### DIRECTIONS
1. Answer these questions about the GPL enforcement post:
(a) Who are its two authors?
(b) On what date was it posted?
(c) What does it call GPL enforcement at the end of the last sentence?
2. Transcribe the GPL enforcement post word for word between "The Importance of" and "includes various links)", inclusive.

### DOCUMENT EXCERPT
━━━━━━━━━━━━━━━━━━━━━━━━━━━━━━
The Importance of Following Community-Oriented Principles in GPL Enforcement Work
Bradley M. Kuhn and Karen M. Sandler
info at sfconservancy.org
Tue Jul 19 17:29:47 UTC 2016
URL: https://sfconservancy.org/blog/2016/jul/19/patrick-mchardy-gpl-enforcement/
(Web version includes various links)
The GNU General Public License (GPL) was designed to grant clear
permissions for sharing software and to defend that freedom for
users. GPL'd code now appears in so many devices that it is fundamental
to modern technology. While we believe that following the GPL's
requirements is neither burdensome nor unreasonable, many fail to do
so. GPL enforcement — the process to encourage those who fail to correct
problems and join our open software development community — is difficult
diplomacy.
━━━━━━━━━━━━━━━━━━━━━━━━━━━━━━
### LISTED RECORDS
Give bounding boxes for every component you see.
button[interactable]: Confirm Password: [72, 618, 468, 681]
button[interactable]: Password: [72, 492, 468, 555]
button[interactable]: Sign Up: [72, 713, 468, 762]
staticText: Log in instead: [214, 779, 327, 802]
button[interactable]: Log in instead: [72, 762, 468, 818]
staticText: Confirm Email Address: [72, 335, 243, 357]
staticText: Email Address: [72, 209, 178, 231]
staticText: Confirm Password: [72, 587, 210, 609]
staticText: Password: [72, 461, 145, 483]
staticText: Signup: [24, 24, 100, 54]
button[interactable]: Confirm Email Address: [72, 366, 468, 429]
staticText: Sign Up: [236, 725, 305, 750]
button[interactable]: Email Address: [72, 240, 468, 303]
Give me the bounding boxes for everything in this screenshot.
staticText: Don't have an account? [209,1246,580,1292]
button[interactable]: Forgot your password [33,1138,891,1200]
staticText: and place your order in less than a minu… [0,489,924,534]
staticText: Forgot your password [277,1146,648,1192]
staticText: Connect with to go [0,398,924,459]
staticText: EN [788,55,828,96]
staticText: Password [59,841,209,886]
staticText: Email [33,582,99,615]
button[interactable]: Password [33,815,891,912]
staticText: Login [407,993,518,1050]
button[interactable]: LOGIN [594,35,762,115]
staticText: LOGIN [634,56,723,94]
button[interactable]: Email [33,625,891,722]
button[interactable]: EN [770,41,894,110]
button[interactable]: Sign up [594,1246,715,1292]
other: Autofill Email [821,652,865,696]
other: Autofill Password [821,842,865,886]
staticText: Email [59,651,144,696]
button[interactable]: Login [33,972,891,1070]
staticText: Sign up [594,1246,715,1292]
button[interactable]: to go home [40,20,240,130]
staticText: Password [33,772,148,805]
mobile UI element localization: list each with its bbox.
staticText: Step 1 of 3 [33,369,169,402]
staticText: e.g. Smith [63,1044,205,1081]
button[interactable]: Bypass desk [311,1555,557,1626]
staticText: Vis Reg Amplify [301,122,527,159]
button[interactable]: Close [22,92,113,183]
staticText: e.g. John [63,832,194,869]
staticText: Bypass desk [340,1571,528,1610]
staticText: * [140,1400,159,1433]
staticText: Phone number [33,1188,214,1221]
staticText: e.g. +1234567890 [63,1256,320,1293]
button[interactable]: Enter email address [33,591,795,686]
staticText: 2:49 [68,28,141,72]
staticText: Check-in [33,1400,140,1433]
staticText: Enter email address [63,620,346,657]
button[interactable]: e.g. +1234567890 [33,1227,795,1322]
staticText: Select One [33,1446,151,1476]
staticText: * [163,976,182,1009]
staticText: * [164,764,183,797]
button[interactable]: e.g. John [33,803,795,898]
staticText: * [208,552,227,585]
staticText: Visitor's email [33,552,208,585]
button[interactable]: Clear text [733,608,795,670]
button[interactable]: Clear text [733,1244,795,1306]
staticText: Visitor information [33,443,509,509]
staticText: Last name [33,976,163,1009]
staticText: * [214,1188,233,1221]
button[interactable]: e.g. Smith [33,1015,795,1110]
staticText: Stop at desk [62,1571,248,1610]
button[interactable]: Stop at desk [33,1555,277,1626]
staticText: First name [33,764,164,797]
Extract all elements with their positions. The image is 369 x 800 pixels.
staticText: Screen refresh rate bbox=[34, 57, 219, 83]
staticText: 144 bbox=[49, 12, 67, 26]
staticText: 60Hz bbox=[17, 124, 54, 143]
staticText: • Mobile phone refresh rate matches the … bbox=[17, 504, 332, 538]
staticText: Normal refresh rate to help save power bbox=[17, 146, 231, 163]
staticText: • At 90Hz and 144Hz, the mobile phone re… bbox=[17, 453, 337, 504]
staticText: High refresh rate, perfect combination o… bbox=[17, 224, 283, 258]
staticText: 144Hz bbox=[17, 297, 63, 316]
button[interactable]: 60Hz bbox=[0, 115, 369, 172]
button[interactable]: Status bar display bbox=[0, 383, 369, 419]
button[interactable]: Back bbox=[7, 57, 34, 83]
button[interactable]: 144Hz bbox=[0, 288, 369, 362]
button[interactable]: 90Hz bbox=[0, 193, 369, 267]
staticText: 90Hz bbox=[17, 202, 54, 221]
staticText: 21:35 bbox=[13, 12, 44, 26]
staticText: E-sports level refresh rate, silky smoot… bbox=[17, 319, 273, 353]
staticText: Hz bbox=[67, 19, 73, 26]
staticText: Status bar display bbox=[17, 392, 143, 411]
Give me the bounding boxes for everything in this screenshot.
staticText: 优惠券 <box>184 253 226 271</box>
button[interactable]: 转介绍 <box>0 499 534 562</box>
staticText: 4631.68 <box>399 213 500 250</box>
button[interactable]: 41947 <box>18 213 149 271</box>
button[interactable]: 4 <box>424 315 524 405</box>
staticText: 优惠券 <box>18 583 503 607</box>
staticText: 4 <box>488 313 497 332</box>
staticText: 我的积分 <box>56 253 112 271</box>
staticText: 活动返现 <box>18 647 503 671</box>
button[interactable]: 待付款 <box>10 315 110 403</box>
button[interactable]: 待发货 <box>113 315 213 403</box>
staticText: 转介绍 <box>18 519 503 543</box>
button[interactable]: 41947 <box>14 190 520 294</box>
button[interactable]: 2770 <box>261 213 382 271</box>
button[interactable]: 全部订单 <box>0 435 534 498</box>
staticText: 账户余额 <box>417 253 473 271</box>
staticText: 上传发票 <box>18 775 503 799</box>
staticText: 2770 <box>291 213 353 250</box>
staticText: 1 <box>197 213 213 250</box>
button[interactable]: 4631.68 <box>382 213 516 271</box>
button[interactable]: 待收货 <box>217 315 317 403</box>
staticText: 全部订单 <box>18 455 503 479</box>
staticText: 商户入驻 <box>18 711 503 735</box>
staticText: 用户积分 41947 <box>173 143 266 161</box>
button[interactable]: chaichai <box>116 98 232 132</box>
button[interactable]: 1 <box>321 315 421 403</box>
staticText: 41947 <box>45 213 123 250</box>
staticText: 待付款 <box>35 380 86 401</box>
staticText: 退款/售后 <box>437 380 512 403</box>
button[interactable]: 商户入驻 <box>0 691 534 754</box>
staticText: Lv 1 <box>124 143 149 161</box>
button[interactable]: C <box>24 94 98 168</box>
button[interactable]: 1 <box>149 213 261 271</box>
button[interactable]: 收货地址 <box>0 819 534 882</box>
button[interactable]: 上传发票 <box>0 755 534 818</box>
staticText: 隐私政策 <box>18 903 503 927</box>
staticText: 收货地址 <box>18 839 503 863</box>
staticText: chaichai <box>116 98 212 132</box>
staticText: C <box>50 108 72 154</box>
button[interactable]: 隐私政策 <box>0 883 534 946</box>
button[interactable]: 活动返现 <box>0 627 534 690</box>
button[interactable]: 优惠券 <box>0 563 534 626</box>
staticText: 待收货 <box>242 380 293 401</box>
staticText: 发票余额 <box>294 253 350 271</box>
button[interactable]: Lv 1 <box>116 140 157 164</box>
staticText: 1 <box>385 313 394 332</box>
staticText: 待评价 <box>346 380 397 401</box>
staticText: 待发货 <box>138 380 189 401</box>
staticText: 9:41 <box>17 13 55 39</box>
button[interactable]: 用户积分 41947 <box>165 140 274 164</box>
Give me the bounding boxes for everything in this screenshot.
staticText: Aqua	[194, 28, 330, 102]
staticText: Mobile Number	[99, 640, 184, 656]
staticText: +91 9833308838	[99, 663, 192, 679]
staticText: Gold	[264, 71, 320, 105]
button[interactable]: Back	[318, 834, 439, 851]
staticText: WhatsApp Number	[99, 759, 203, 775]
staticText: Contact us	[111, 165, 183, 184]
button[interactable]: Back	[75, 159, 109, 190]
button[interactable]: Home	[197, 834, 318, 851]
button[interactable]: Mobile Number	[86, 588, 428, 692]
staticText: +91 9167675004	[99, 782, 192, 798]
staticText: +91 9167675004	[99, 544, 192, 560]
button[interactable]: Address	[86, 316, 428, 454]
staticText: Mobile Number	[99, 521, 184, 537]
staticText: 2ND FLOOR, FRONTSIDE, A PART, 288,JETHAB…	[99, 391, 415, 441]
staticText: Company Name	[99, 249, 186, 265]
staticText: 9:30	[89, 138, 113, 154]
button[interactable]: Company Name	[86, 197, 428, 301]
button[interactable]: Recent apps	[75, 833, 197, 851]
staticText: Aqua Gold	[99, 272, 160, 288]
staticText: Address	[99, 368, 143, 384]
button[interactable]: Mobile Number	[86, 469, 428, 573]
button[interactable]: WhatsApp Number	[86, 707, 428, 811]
━━━━━━━━━━━━━━━━━━━━━━━━━━━━━━
### RESPONSES IN ORDER
1.
(a) Bradley M. Kuhn and Karen M. Sandler
(b) Tuesday, July 19, 2016
(c) Difficult diplomacy

2.
The Importance of Following Community-Oriented Principles in GPL Enforcement Work
Bradley M. Kuhn and Karen M. Sandler
info at sfconservancy.org
Tue Jul 19 17:29:47 UTC 2016
URL: https://sfconservancy.org/blog/2016/jul/19/patrick-mchardy-gpl-enforcement/
(Web version includes various links)